WHAT IS EXPECTED →
Leave out the images; return the rest of the data exactly.

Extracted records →
----------
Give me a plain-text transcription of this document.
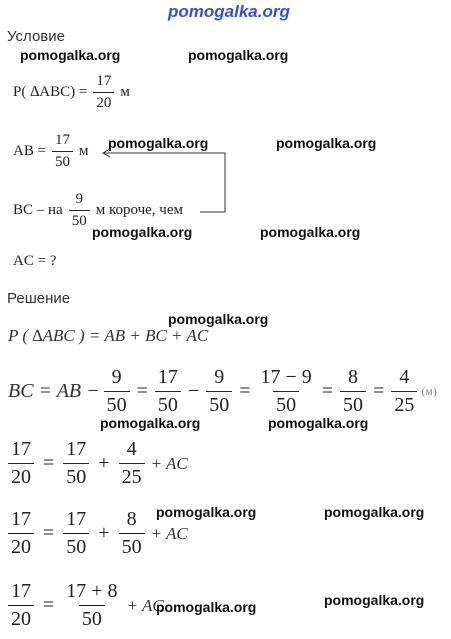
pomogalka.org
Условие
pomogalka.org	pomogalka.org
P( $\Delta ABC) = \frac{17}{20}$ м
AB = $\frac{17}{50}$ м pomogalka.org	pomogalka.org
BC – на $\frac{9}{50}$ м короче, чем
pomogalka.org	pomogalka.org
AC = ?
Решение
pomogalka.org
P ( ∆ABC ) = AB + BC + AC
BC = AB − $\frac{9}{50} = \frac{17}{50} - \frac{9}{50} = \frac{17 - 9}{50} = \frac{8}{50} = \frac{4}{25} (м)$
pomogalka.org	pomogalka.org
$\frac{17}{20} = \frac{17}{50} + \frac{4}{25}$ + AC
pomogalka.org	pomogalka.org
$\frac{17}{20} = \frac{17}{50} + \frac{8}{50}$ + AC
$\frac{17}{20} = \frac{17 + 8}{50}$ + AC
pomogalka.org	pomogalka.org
----------
IN RESPONSE →
Give me a plain-text transcription of this document.
pomogalka.org
Условие
pomogalka.org	pomogalka.org
P( $\Delta ABC) = \frac{17}{20}$ м
AB = $\frac{17}{50}$ м pomogalka.org	pomogalka.org
BC – на $\frac{9}{50}$ м короче, чем
pomogalka.org	pomogalka.org
AC = ?
Решение
pomogalka.org
P ( ∆ABC ) = AB + BC + AC
BC = AB − $\frac{9}{50} = \frac{17}{50} - \frac{9}{50} = \frac{17 - 9}{50} = \frac{8}{50} = \frac{4}{25} (м)$
pomogalka.org	pomogalka.org
$\frac{17}{20} = \frac{17}{50} + \frac{4}{25}$ + AC
pomogalka.org	pomogalka.org
$\frac{17}{20} = \frac{17}{50} + \frac{8}{50}$ + AC
$\frac{17}{20} = \frac{17 + 8}{50}$ + AC
pomogalka.org	pomogalka.org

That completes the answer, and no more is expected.